** Records **
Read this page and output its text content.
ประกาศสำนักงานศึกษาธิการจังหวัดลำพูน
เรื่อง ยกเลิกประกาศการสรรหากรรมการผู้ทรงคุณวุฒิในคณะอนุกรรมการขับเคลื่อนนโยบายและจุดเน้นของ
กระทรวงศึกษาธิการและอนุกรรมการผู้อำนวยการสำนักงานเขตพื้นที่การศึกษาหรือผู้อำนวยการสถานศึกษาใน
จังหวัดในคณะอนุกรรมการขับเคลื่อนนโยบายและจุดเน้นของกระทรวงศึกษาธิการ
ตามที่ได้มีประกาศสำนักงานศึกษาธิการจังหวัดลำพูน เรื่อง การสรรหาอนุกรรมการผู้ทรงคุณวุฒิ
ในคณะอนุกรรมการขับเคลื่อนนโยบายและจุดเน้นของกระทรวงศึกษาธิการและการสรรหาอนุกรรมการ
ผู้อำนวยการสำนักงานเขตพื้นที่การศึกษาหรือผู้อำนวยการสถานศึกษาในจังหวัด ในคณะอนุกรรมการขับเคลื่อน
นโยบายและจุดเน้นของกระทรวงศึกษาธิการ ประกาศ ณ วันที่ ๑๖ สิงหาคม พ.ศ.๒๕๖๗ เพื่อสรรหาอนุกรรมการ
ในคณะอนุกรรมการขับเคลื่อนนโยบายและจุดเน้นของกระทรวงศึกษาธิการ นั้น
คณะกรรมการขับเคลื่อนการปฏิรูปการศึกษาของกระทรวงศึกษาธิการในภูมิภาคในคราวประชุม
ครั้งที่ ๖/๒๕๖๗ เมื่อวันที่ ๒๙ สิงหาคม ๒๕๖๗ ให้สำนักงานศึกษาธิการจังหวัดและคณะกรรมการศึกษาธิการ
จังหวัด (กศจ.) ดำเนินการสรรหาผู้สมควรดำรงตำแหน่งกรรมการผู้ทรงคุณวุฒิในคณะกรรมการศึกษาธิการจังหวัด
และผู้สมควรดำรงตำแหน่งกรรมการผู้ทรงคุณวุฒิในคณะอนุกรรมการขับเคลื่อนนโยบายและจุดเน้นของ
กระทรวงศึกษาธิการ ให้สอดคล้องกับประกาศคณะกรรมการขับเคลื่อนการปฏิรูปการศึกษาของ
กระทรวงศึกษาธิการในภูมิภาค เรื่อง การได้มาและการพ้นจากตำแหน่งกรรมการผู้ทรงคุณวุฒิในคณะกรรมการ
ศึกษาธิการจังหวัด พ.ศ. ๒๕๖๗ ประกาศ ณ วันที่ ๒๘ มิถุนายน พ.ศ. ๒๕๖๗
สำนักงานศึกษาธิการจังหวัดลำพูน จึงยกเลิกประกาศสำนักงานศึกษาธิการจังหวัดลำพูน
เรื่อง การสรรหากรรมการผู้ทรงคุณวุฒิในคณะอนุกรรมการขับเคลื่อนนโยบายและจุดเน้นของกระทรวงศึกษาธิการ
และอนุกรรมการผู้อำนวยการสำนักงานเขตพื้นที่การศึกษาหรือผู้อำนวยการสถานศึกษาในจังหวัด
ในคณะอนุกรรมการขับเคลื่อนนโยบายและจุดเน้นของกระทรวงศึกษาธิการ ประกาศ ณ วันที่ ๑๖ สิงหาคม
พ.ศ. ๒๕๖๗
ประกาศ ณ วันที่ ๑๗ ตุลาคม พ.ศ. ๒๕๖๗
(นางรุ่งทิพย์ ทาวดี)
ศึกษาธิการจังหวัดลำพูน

** Task to carry out **
Look through the entries and return every line where "กงานศ" appears.

** Answer to the exercise **
ประกาศสำนักงานศึกษาธิการจังหวัดลำพูน
ตามที่ได้มีประกาศสำนักงานศึกษาธิการจังหวัดลำพูน เรื่อง การสรรหาอนุกรรมการผู้ทรงคุณวุฒิ
ครั้งที่ ๖/๒๕๖๗ เมื่อวันที่ ๒๙ สิงหาคม ๒๕๖๗ ให้สำนักงานศึกษาธิการจังหวัดและคณะกรรมการศึกษาธิการ
สำนักงานศึกษาธิการจังหวัดลำพูน จึงยกเลิกประกาศสำนักงานศึกษาธิการจังหวัดลำพูน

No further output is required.